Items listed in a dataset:
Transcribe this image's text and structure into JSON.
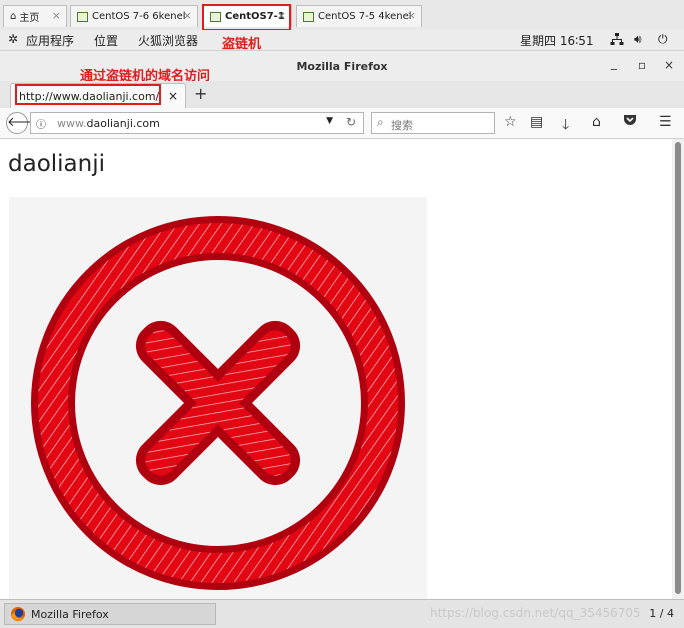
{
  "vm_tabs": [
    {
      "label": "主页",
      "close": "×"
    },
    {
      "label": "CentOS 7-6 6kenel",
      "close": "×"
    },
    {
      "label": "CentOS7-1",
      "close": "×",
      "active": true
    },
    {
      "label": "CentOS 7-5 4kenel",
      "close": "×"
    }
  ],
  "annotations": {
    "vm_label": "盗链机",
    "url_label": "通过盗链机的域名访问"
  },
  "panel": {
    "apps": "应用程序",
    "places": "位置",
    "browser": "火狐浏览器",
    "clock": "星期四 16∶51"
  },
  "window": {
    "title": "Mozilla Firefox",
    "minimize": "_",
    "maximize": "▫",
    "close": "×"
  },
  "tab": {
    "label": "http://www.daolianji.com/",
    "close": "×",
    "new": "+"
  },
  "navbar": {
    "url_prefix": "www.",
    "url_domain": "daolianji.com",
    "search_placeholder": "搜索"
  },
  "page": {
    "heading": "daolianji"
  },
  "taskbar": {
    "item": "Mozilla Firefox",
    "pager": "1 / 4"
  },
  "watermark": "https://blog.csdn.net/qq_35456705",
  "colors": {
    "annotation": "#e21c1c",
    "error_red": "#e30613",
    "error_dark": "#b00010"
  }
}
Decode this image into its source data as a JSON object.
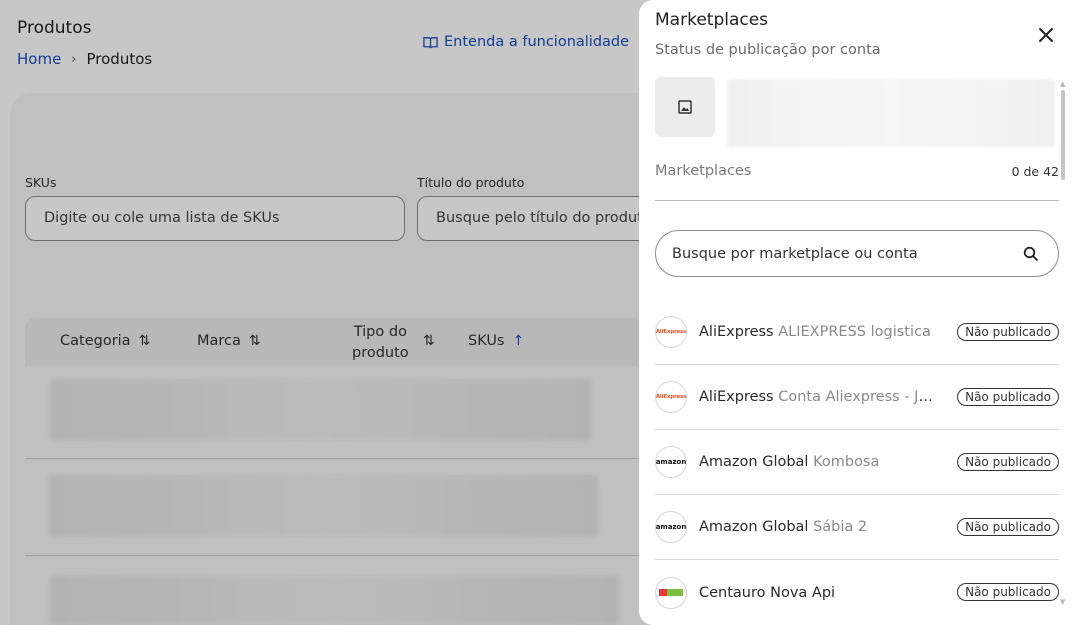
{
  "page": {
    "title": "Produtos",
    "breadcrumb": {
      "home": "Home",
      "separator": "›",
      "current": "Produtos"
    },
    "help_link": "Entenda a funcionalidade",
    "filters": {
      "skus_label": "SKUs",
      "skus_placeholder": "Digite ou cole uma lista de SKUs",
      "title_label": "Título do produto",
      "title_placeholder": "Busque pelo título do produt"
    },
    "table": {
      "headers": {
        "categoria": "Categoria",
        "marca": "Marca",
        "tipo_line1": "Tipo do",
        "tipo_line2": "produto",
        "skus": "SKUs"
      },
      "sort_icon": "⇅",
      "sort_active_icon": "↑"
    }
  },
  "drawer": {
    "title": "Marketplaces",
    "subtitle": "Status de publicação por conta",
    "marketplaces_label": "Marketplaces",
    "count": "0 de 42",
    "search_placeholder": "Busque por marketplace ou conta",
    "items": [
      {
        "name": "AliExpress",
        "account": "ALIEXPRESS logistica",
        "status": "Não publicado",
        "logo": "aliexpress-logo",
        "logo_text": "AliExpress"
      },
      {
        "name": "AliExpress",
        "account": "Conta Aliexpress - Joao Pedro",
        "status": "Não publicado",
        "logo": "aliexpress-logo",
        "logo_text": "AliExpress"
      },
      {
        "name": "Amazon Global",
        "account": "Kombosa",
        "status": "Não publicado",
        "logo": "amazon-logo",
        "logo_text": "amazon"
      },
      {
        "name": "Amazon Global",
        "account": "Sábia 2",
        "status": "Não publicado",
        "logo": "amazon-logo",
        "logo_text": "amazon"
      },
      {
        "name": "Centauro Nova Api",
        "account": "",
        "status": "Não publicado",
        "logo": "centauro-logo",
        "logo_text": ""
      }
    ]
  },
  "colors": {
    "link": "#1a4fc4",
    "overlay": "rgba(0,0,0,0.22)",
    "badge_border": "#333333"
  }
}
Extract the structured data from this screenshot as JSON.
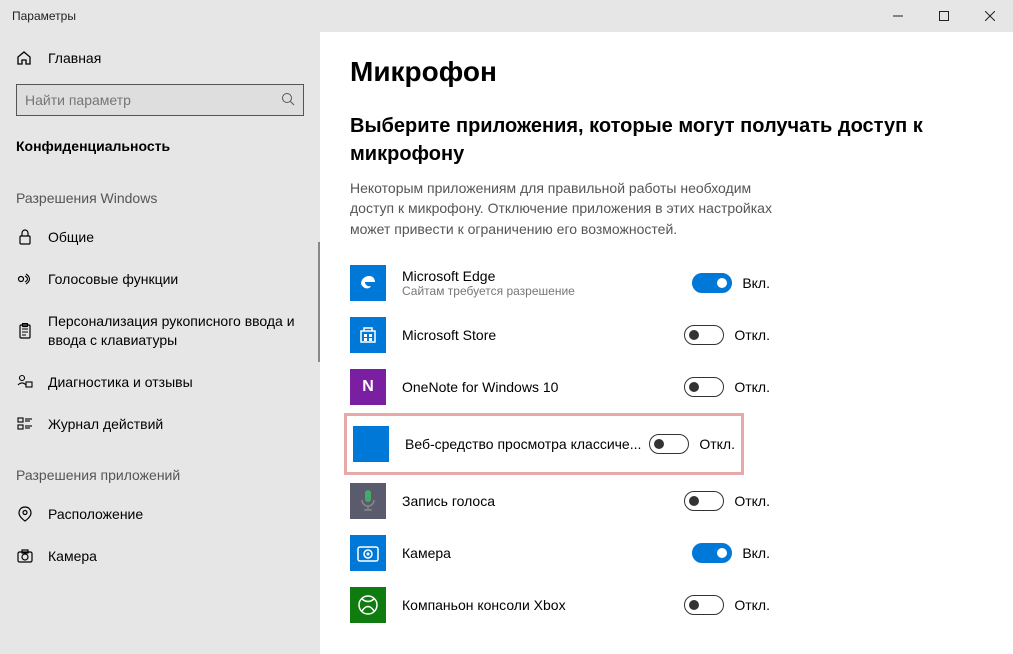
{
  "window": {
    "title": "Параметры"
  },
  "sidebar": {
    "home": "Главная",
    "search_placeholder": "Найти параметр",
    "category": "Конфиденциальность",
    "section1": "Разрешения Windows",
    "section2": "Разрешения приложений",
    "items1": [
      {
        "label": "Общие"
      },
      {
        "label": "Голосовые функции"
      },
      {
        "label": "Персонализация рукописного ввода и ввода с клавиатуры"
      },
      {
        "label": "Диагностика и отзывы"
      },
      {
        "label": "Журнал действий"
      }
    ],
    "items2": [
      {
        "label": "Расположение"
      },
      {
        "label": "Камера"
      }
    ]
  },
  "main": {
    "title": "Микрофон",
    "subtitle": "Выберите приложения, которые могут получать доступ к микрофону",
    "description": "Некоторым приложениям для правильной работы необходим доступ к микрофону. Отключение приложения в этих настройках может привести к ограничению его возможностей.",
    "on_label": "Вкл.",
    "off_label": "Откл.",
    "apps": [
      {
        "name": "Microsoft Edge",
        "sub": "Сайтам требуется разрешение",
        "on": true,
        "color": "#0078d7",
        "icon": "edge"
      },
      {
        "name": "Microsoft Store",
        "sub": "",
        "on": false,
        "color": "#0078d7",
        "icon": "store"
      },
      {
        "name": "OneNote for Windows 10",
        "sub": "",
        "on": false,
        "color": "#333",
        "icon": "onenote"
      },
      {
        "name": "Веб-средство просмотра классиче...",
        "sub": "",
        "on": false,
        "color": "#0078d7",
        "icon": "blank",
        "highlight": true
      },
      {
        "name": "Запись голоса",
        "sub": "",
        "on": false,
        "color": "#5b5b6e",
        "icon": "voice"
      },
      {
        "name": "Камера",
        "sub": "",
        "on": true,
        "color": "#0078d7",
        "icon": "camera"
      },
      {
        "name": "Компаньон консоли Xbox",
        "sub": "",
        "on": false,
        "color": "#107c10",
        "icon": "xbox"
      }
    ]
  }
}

* **EXERCISE REQUIREMENTS**
Repeat every record above exactly, but leave out any pictures.

* **RESPONSE TO THIS EXERCISE**
Transcribe this image's text and structure into JSON.
{
  "vm_tabs": [
    {
      "label": "主页",
      "close": "×"
    },
    {
      "label": "CentOS 7-6 6kenel",
      "close": "×"
    },
    {
      "label": "CentOS7-1",
      "close": "×",
      "active": true
    },
    {
      "label": "CentOS 7-5 4kenel",
      "close": "×"
    }
  ],
  "annotations": {
    "vm_label": "盗链机",
    "url_label": "通过盗链机的域名访问"
  },
  "panel": {
    "apps": "应用程序",
    "places": "位置",
    "browser": "火狐浏览器",
    "clock": "星期四 16∶51"
  },
  "window": {
    "title": "Mozilla Firefox",
    "minimize": "_",
    "maximize": "▫",
    "close": "×"
  },
  "tab": {
    "label": "http://www.daolianji.com/",
    "close": "×",
    "new": "+"
  },
  "navbar": {
    "url_prefix": "www.",
    "url_domain": "daolianji.com",
    "search_placeholder": "搜索"
  },
  "page": {
    "heading": "daolianji"
  },
  "taskbar": {
    "item": "Mozilla Firefox",
    "pager": "1 / 4"
  },
  "watermark": "https://blog.csdn.net/qq_35456705",
  "colors": {
    "annotation": "#e21c1c",
    "error_red": "#e30613",
    "error_dark": "#b00010"
  }
}
Decode this image into its source data as a JSON object.
{
  "page": {
    "title": "Produtos",
    "breadcrumb": {
      "home": "Home",
      "separator": "›",
      "current": "Produtos"
    },
    "help_link": "Entenda a funcionalidade",
    "filters": {
      "skus_label": "SKUs",
      "skus_placeholder": "Digite ou cole uma lista de SKUs",
      "title_label": "Título do produto",
      "title_placeholder": "Busque pelo título do produt"
    },
    "table": {
      "headers": {
        "categoria": "Categoria",
        "marca": "Marca",
        "tipo_line1": "Tipo do",
        "tipo_line2": "produto",
        "skus": "SKUs"
      },
      "sort_icon": "⇅",
      "sort_active_icon": "↑"
    }
  },
  "drawer": {
    "title": "Marketplaces",
    "subtitle": "Status de publicação por conta",
    "marketplaces_label": "Marketplaces",
    "count": "0 de 42",
    "search_placeholder": "Busque por marketplace ou conta",
    "items": [
      {
        "name": "AliExpress",
        "account": "ALIEXPRESS logistica",
        "status": "Não publicado",
        "logo": "aliexpress-logo",
        "logo_text": "AliExpress"
      },
      {
        "name": "AliExpress",
        "account": "Conta Aliexpress - Joao Pedro",
        "status": "Não publicado",
        "logo": "aliexpress-logo",
        "logo_text": "AliExpress"
      },
      {
        "name": "Amazon Global",
        "account": "Kombosa",
        "status": "Não publicado",
        "logo": "amazon-logo",
        "logo_text": "amazon"
      },
      {
        "name": "Amazon Global",
        "account": "Sábia 2",
        "status": "Não publicado",
        "logo": "amazon-logo",
        "logo_text": "amazon"
      },
      {
        "name": "Centauro Nova Api",
        "account": "",
        "status": "Não publicado",
        "logo": "centauro-logo",
        "logo_text": ""
      }
    ]
  },
  "colors": {
    "link": "#1a4fc4",
    "overlay": "rgba(0,0,0,0.22)",
    "badge_border": "#333333"
  }
}
Extract the structured data from this screenshot as JSON.
{
  "window": {
    "title": "Параметры"
  },
  "sidebar": {
    "home": "Главная",
    "search_placeholder": "Найти параметр",
    "category": "Конфиденциальность",
    "section1": "Разрешения Windows",
    "section2": "Разрешения приложений",
    "items1": [
      {
        "label": "Общие"
      },
      {
        "label": "Голосовые функции"
      },
      {
        "label": "Персонализация рукописного ввода и ввода с клавиатуры"
      },
      {
        "label": "Диагностика и отзывы"
      },
      {
        "label": "Журнал действий"
      }
    ],
    "items2": [
      {
        "label": "Расположение"
      },
      {
        "label": "Камера"
      }
    ]
  },
  "main": {
    "title": "Микрофон",
    "subtitle": "Выберите приложения, которые могут получать доступ к микрофону",
    "description": "Некоторым приложениям для правильной работы необходим доступ к микрофону. Отключение приложения в этих настройках может привести к ограничению его возможностей.",
    "on_label": "Вкл.",
    "off_label": "Откл.",
    "apps": [
      {
        "name": "Microsoft Edge",
        "sub": "Сайтам требуется разрешение",
        "on": true,
        "color": "#0078d7",
        "icon": "edge"
      },
      {
        "name": "Microsoft Store",
        "sub": "",
        "on": false,
        "color": "#0078d7",
        "icon": "store"
      },
      {
        "name": "OneNote for Windows 10",
        "sub": "",
        "on": false,
        "color": "#333",
        "icon": "onenote"
      },
      {
        "name": "Веб-средство просмотра классиче...",
        "sub": "",
        "on": false,
        "color": "#0078d7",
        "icon": "blank",
        "highlight": true
      },
      {
        "name": "Запись голоса",
        "sub": "",
        "on": false,
        "color": "#5b5b6e",
        "icon": "voice"
      },
      {
        "name": "Камера",
        "sub": "",
        "on": true,
        "color": "#0078d7",
        "icon": "camera"
      },
      {
        "name": "Компаньон консоли Xbox",
        "sub": "",
        "on": false,
        "color": "#107c10",
        "icon": "xbox"
      }
    ]
  }
}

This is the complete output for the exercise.